▶ TASK DIRECTIONS: Check every line of the data below for the word "Average" and say how many have it, without further comment.

Element data from apps and pages:

# # # #

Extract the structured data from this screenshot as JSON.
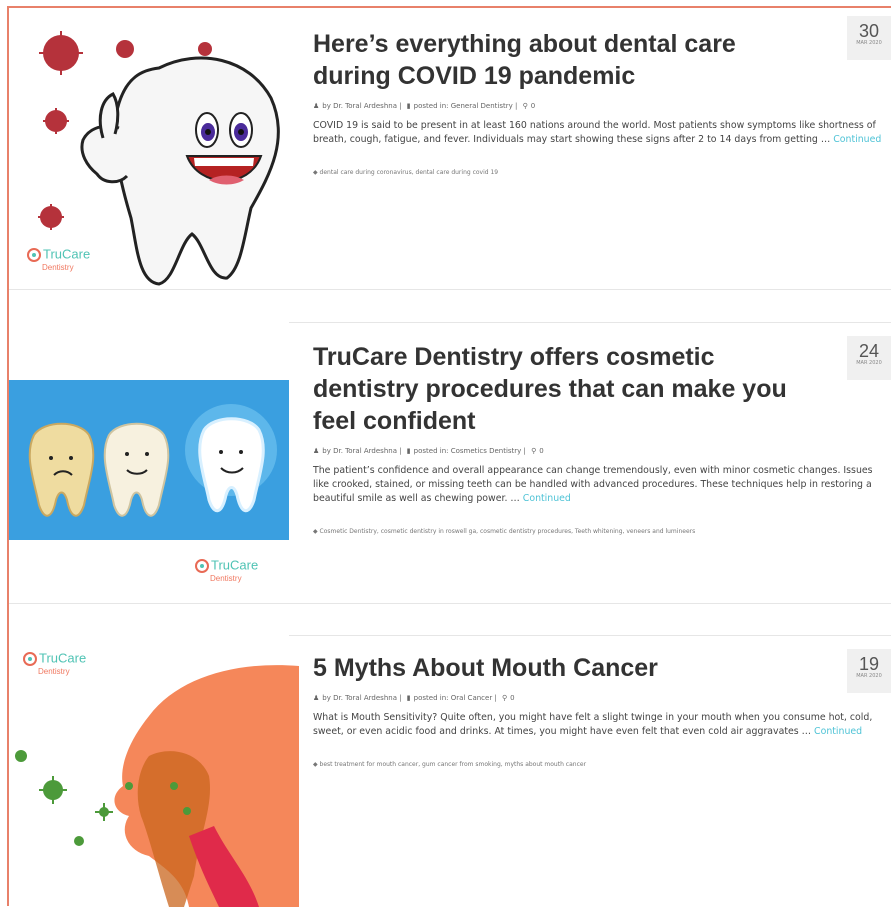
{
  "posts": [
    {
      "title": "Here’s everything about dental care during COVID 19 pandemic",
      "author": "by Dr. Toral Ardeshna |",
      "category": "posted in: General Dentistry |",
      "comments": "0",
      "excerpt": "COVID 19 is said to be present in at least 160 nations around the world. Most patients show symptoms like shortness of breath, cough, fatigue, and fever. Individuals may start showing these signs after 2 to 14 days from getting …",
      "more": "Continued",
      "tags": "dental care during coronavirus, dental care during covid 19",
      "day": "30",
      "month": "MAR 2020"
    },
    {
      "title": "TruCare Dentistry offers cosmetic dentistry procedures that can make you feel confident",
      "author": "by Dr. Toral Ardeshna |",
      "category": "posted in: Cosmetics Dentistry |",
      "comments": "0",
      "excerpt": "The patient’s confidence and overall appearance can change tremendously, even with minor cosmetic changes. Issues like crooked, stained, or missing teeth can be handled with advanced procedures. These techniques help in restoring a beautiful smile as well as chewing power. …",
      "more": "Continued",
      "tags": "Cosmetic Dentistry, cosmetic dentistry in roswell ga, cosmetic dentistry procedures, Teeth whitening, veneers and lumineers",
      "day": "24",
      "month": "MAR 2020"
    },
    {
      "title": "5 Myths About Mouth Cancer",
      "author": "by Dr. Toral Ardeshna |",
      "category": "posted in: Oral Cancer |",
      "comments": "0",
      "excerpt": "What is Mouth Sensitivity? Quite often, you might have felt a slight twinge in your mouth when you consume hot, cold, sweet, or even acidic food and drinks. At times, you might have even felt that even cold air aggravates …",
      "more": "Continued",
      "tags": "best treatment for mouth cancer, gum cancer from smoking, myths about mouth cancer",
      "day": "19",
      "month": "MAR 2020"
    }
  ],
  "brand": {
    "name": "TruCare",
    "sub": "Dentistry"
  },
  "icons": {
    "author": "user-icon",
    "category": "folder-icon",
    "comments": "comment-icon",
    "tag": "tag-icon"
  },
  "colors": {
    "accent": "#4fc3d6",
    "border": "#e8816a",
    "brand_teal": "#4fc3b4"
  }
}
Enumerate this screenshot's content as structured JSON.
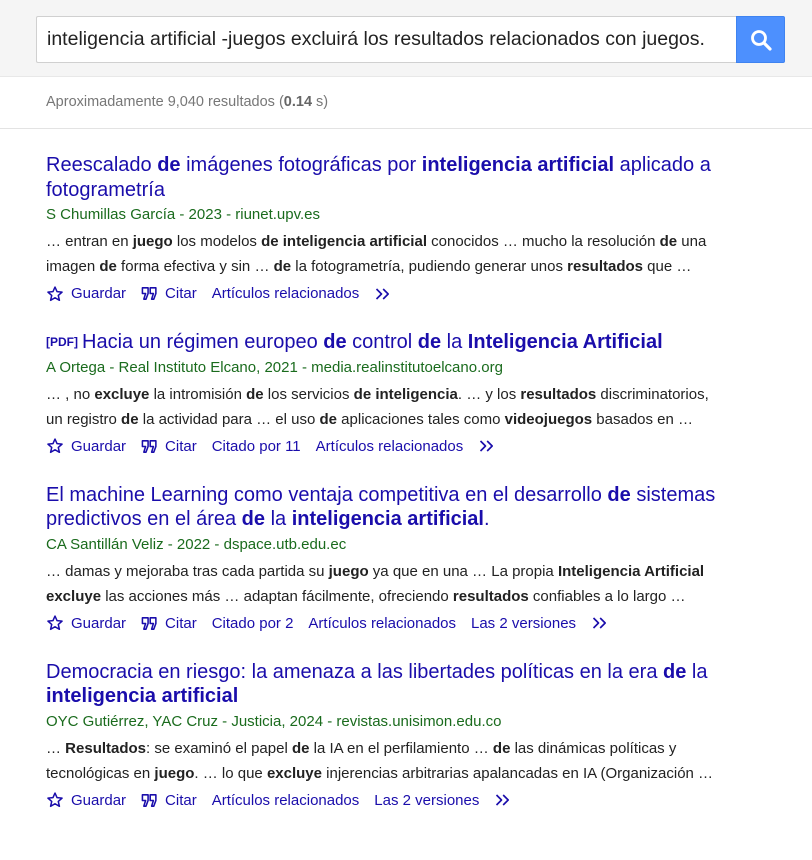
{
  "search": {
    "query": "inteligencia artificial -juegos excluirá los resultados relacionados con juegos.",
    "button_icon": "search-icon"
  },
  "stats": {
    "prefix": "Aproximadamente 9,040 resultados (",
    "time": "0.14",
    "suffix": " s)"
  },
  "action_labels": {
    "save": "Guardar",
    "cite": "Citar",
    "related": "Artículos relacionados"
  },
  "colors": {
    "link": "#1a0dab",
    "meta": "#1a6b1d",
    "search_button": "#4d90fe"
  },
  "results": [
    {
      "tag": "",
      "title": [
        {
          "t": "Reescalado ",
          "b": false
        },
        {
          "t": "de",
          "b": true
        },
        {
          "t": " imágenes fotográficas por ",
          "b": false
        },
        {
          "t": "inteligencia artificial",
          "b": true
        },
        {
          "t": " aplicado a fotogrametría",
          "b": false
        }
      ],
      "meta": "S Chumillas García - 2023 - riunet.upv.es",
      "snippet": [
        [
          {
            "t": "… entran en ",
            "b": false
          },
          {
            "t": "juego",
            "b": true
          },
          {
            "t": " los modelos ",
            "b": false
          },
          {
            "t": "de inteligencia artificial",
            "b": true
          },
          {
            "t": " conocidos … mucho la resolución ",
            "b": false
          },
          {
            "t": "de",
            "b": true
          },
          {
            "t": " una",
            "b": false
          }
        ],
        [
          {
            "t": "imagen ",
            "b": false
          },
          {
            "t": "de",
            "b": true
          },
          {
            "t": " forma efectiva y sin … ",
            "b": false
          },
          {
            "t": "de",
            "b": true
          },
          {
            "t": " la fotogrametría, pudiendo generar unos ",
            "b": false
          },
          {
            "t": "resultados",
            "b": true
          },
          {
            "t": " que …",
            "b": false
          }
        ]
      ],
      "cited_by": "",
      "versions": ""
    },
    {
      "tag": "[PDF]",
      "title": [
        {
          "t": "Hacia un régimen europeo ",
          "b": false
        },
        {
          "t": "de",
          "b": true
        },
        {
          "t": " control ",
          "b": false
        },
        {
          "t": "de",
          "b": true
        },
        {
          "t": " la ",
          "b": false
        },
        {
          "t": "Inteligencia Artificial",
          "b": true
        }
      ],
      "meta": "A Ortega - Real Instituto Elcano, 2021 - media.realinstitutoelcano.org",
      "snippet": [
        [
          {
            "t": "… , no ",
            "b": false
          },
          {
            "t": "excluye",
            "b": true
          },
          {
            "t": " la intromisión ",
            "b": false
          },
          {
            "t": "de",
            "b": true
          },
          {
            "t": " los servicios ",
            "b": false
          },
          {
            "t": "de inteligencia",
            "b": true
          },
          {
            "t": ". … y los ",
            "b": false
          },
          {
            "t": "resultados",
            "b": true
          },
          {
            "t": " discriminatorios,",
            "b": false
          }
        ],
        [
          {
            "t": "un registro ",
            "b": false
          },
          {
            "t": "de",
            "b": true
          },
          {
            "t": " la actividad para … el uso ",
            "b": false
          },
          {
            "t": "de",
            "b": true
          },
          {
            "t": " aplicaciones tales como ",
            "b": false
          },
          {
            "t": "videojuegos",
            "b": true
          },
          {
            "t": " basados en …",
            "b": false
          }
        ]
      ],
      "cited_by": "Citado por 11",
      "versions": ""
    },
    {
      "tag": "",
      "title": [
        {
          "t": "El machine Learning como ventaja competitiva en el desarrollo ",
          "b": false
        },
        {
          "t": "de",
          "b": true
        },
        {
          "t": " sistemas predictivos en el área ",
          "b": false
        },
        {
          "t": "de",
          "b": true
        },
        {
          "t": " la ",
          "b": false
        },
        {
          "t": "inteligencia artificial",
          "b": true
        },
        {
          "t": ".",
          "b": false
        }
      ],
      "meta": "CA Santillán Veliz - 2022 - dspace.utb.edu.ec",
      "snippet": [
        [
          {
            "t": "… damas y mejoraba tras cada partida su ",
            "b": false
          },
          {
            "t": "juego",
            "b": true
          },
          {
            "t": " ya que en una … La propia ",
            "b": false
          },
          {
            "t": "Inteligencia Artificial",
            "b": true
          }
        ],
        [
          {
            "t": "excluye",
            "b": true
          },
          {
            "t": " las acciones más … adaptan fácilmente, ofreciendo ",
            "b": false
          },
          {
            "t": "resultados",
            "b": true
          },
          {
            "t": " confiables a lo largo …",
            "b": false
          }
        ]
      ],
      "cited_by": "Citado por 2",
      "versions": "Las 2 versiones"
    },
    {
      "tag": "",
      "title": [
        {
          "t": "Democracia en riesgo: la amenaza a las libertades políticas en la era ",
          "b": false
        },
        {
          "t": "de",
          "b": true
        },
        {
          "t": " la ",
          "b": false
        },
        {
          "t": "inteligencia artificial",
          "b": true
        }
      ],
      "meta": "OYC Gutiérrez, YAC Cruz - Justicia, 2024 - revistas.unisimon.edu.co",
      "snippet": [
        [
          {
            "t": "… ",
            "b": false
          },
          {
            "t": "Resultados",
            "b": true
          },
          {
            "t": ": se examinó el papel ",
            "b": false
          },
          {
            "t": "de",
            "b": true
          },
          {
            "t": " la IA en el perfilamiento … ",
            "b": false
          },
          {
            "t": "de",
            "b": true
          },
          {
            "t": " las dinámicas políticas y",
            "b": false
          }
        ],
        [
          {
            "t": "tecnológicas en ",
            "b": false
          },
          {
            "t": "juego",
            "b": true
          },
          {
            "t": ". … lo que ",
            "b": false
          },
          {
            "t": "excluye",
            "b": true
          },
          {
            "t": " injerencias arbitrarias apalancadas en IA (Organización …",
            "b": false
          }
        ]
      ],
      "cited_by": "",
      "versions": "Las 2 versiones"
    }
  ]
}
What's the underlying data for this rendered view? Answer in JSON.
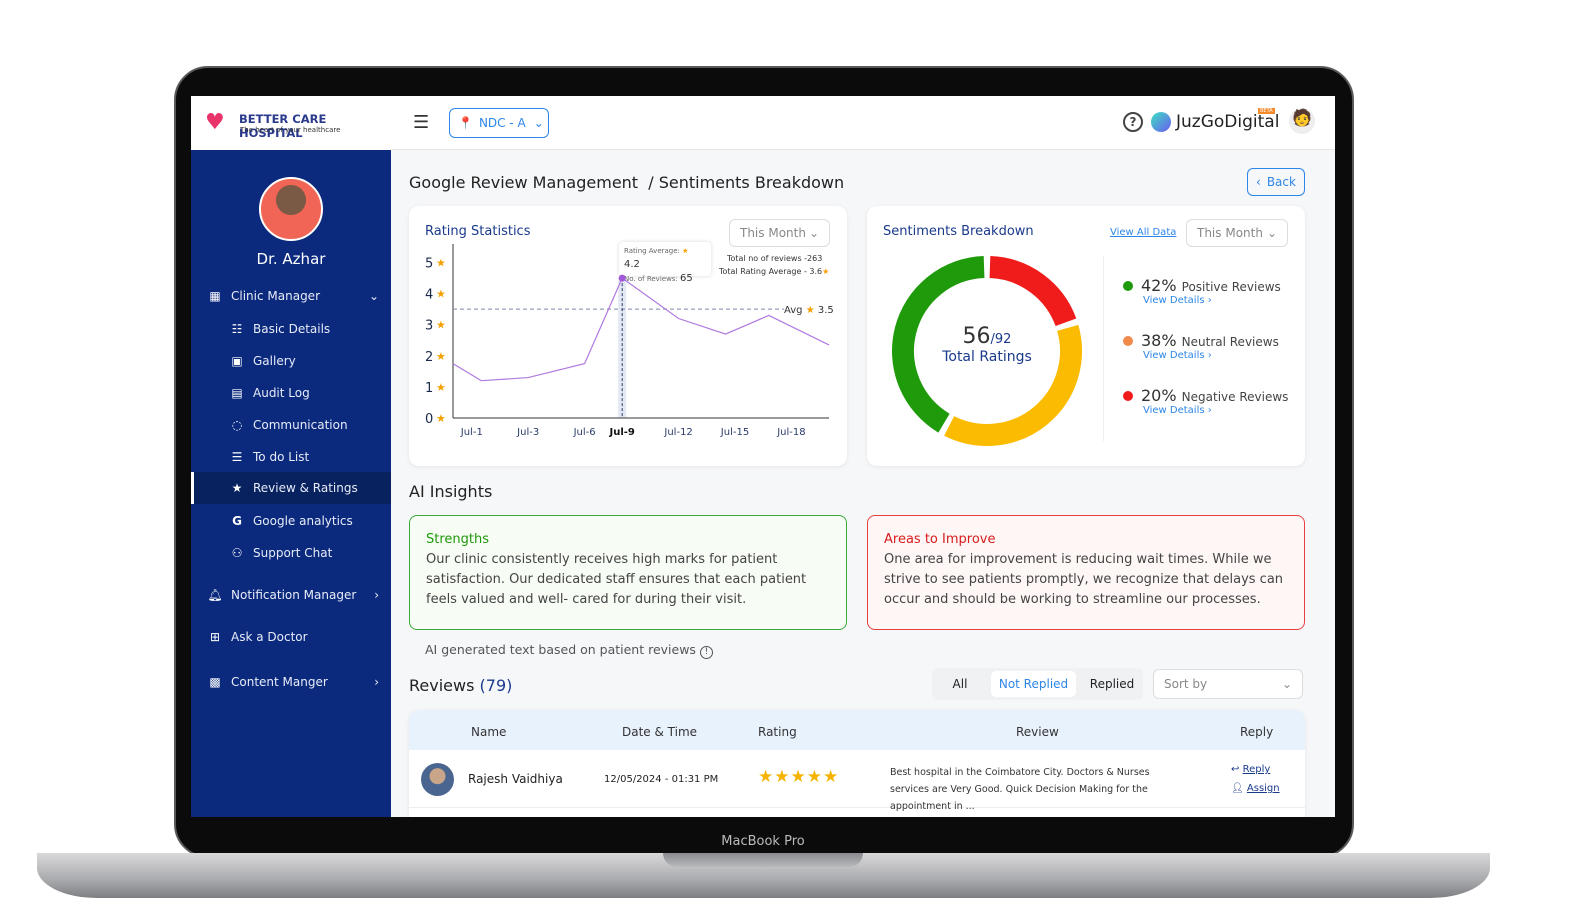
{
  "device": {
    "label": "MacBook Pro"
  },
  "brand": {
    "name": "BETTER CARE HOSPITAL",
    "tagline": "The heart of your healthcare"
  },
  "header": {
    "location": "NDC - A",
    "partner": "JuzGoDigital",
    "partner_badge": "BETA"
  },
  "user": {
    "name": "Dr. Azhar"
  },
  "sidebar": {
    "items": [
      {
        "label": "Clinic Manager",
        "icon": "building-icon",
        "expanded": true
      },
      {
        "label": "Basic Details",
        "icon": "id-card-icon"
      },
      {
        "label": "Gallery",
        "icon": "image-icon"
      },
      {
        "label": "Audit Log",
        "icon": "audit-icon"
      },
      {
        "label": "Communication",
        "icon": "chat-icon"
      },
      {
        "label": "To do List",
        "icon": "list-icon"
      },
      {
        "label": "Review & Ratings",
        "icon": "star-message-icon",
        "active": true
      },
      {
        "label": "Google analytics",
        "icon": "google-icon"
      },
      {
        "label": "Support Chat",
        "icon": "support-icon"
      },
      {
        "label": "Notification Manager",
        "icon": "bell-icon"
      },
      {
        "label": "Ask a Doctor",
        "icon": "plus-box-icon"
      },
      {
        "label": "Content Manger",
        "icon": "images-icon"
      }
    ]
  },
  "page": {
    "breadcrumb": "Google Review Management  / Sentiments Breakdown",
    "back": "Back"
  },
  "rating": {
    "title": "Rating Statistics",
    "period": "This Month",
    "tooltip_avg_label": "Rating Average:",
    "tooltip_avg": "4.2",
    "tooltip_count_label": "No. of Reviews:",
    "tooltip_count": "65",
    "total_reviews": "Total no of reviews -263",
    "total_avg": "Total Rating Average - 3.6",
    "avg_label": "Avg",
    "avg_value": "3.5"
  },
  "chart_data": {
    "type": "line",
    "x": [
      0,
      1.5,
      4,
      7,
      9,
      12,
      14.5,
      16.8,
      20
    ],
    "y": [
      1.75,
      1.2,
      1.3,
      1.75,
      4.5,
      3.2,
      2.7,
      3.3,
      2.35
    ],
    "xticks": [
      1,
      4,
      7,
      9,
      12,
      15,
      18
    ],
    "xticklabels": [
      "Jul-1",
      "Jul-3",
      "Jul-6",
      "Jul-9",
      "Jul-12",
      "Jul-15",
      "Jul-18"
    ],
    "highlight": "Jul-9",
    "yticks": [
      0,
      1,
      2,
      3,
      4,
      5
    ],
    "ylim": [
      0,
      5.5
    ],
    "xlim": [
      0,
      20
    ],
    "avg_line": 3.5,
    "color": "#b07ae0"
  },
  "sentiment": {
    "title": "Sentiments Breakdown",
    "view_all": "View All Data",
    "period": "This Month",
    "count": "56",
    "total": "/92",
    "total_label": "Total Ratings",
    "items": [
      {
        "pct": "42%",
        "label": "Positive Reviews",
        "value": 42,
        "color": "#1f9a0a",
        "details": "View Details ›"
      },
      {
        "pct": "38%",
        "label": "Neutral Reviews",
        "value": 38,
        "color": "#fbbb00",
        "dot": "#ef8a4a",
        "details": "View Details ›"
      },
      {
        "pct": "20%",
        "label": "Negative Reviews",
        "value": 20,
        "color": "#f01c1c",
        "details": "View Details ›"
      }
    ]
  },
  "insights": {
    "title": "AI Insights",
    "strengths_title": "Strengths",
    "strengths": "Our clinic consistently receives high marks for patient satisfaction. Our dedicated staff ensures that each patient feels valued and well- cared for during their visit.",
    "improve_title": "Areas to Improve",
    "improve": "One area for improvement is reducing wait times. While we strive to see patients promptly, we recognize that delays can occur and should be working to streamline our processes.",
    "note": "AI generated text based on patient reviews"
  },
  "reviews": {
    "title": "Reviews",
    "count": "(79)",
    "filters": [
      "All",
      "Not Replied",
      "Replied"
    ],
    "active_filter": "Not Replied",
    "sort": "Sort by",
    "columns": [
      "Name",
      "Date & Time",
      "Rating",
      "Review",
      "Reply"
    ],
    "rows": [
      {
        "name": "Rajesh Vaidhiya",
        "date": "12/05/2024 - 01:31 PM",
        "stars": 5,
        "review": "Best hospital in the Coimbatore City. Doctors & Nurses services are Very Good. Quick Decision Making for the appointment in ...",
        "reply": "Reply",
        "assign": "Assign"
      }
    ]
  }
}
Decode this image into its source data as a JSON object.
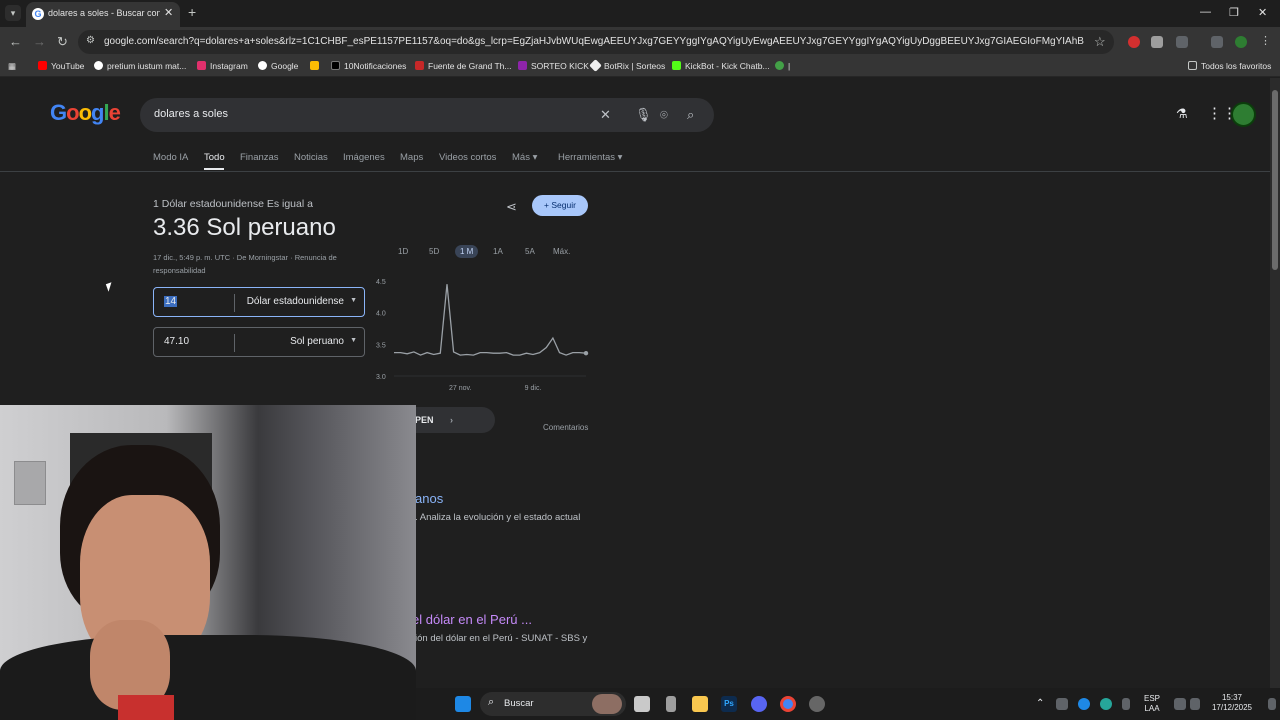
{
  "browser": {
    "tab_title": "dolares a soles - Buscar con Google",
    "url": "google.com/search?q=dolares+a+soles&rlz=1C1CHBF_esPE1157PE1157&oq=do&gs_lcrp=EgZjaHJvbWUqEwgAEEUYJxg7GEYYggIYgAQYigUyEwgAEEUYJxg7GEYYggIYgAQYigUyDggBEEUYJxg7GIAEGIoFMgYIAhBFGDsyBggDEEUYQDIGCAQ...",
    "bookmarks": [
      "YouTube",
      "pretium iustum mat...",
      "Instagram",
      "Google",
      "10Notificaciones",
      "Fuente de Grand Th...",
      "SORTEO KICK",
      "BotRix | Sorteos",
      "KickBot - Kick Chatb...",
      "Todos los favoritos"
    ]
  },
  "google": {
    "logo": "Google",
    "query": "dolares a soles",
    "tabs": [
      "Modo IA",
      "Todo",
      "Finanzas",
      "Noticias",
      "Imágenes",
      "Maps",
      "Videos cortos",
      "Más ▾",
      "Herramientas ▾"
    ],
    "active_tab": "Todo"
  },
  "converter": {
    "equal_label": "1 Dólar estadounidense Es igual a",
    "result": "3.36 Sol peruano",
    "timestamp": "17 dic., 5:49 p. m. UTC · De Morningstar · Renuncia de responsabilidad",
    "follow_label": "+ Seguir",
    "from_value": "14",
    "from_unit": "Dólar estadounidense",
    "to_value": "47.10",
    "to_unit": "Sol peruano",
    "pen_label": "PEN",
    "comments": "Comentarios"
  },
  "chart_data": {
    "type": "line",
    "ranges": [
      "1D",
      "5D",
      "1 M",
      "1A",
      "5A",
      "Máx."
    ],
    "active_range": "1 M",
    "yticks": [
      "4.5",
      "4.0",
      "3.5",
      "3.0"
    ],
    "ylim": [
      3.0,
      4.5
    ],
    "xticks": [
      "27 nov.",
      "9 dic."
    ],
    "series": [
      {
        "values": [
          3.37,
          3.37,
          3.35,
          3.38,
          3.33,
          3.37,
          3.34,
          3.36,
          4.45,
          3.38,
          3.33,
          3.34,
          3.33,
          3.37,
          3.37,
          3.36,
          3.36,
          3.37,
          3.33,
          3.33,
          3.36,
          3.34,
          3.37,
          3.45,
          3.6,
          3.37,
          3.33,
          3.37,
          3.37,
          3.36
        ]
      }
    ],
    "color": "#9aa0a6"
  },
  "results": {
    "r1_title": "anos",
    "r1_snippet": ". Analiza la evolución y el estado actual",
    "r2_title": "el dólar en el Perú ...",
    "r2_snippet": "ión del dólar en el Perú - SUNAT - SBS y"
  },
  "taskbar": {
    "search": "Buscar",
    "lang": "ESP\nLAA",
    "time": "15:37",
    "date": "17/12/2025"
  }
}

# # # #

▶ ANSWER SPACE: 2